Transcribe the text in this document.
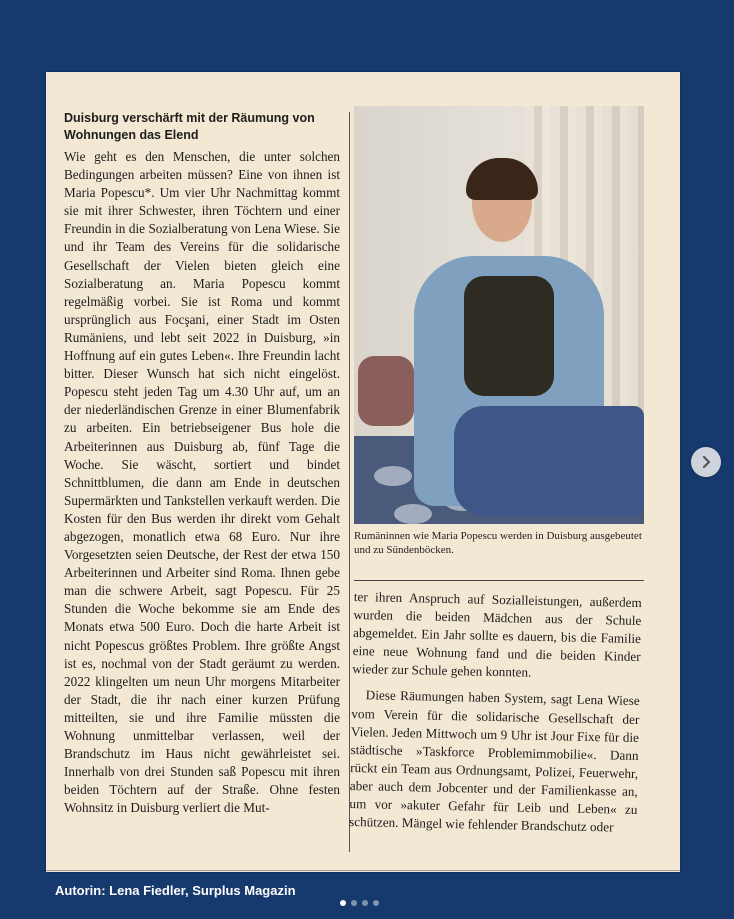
Duisburg verschärft mit der Räumung von Wohnungen das Elend

Wie geht es den Menschen, die unter solchen Bedingungen arbeiten müssen? Eine von ihnen ist Maria Popescu*. Um vier Uhr Nachmittag kommt sie mit ihrer Schwester, ihren Töchtern und einer Freundin in die Sozialberatung von Lena Wiese. Sie und ihr Team des Vereins für die solidarische Gesellschaft der Vielen bieten gleich eine Sozialberatung an. Maria Popescu kommt regelmäßig vorbei. Sie ist Roma und kommt ursprünglich aus Focşani, einer Stadt im Osten Rumäniens, und lebt seit 2022 in Duisburg, »in Hoffnung auf ein gutes Leben«. Ihre Freundin lacht bitter. Dieser Wunsch hat sich nicht eingelöst. Popescu steht jeden Tag um 4.30 Uhr auf, um an der niederländischen Grenze in einer Blumenfabrik zu arbeiten. Ein betriebseigener Bus hole die Arbeiterinnen aus Duisburg ab, fünf Tage die Woche. Sie wäscht, sortiert und bindet Schnittblumen, die dann am Ende in deutschen Supermärkten und Tankstellen verkauft werden. Die Kosten für den Bus werden ihr direkt vom Gehalt abgezogen, monatlich etwa 68 Euro. Nur ihre Vorgesetzten seien Deutsche, der Rest der etwa 150 Arbeiterinnen und Arbeiter sind Roma. Ihnen gebe man die schwere Arbeit, sagt Popescu. Für 25 Stunden die Woche bekomme sie am Ende des Monats etwa 500 Euro. Doch die harte Arbeit ist nicht Popescus größtes Problem. Ihre größte Angst ist es, nochmal von der Stadt geräumt zu werden. 2022 klingelten um neun Uhr morgens Mitarbeiter der Stadt, die ihr nach einer kurzen Prüfung mitteilten, sie und ihre Familie müssten die Wohnung unmittelbar verlassen, weil der Brandschutz im Haus nicht gewährleistet sei. Innerhalb von drei Stunden saß Popescu mit ihren beiden Töchtern auf der Straße. Ohne festen Wohnsitz in Duisburg verliert die Mut-

Rumäninnen wie Maria Popescu werden in Duisburg ausgebeutet und zu Sündenböcken.

ter ihren Anspruch auf Sozialleistungen, außerdem wurden die beiden Mädchen aus der Schule abgemeldet. Ein Jahr sollte es dauern, bis die Familie eine neue Wohnung fand und die beiden Kinder wieder zur Schule gehen konnten.

Diese Räumungen haben System, sagt Lena Wiese vom Verein für die solidarische Gesellschaft der Vielen. Jeden Mittwoch um 9 Uhr ist Jour Fixe für die städtische »Taskforce Problemimmobilie«. Dann rückt ein Team aus Ordnungsamt, Polizei, Feuerwehr, aber auch dem Jobcenter und der Familienkasse an, um vor »akuter Gefahr für Leib und Leben« zu schützen. Mängel wie fehlender Brandschutz oder

Autorin: Lena Fiedler, Surplus Magazin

* TASK OBJECTIVE
The data should be printed again unchanged; leave its pictures out.

* PROBLEM SOLUTION
Transcribe the text in this document.
Duisburg verschärft mit der Räumung von Wohnungen das Elend

Wie geht es den Menschen, die unter solchen Bedingungen arbeiten müssen? Eine von ihnen ist Maria Popescu*. Um vier Uhr Nachmittag kommt sie mit ihrer Schwester, ihren Töchtern und einer Freundin in die Sozialberatung von Lena Wiese. Sie und ihr Team des Vereins für die solidarische Gesellschaft der Vielen bieten gleich eine Sozialberatung an. Maria Popescu kommt regelmäßig vorbei. Sie ist Roma und kommt ursprünglich aus Focşani, einer Stadt im Osten Rumäniens, und lebt seit 2022 in Duisburg, »in Hoffnung auf ein gutes Leben«. Ihre Freundin lacht bitter. Dieser Wunsch hat sich nicht eingelöst. Popescu steht jeden Tag um 4.30 Uhr auf, um an der niederländischen Grenze in einer Blumenfabrik zu arbeiten. Ein betriebseigener Bus hole die Arbeiterinnen aus Duisburg ab, fünf Tage die Woche. Sie wäscht, sortiert und bindet Schnittblumen, die dann am Ende in deutschen Supermärkten und Tankstellen verkauft werden. Die Kosten für den Bus werden ihr direkt vom Gehalt abgezogen, monatlich etwa 68 Euro. Nur ihre Vorgesetzten seien Deutsche, der Rest der etwa 150 Arbeiterinnen und Arbeiter sind Roma. Ihnen gebe man die schwere Arbeit, sagt Popescu. Für 25 Stunden die Woche bekomme sie am Ende des Monats etwa 500 Euro. Doch die harte Arbeit ist nicht Popescus größtes Problem. Ihre größte Angst ist es, nochmal von der Stadt geräumt zu werden. 2022 klingelten um neun Uhr morgens Mitarbeiter der Stadt, die ihr nach einer kurzen Prüfung mitteilten, sie und ihre Familie müssten die Wohnung unmittelbar verlassen, weil der Brandschutz im Haus nicht gewährleistet sei. Innerhalb von drei Stunden saß Popescu mit ihren beiden Töchtern auf der Straße. Ohne festen Wohnsitz in Duisburg verliert die Mut-

Rumäninnen wie Maria Popescu werden in Duisburg ausgebeutet und zu Sündenböcken.

ter ihren Anspruch auf Sozialleistungen, außerdem wurden die beiden Mädchen aus der Schule abgemeldet. Ein Jahr sollte es dauern, bis die Familie eine neue Wohnung fand und die beiden Kinder wieder zur Schule gehen konnten.

Diese Räumungen haben System, sagt Lena Wiese vom Verein für die solidarische Gesellschaft der Vielen. Jeden Mittwoch um 9 Uhr ist Jour Fixe für die städtische »Taskforce Problemimmobilie«. Dann rückt ein Team aus Ordnungsamt, Polizei, Feuerwehr, aber auch dem Jobcenter und der Familienkasse an, um vor »akuter Gefahr für Leib und Leben« zu schützen. Mängel wie fehlender Brandschutz oder

Autorin: Lena Fiedler, Surplus Magazin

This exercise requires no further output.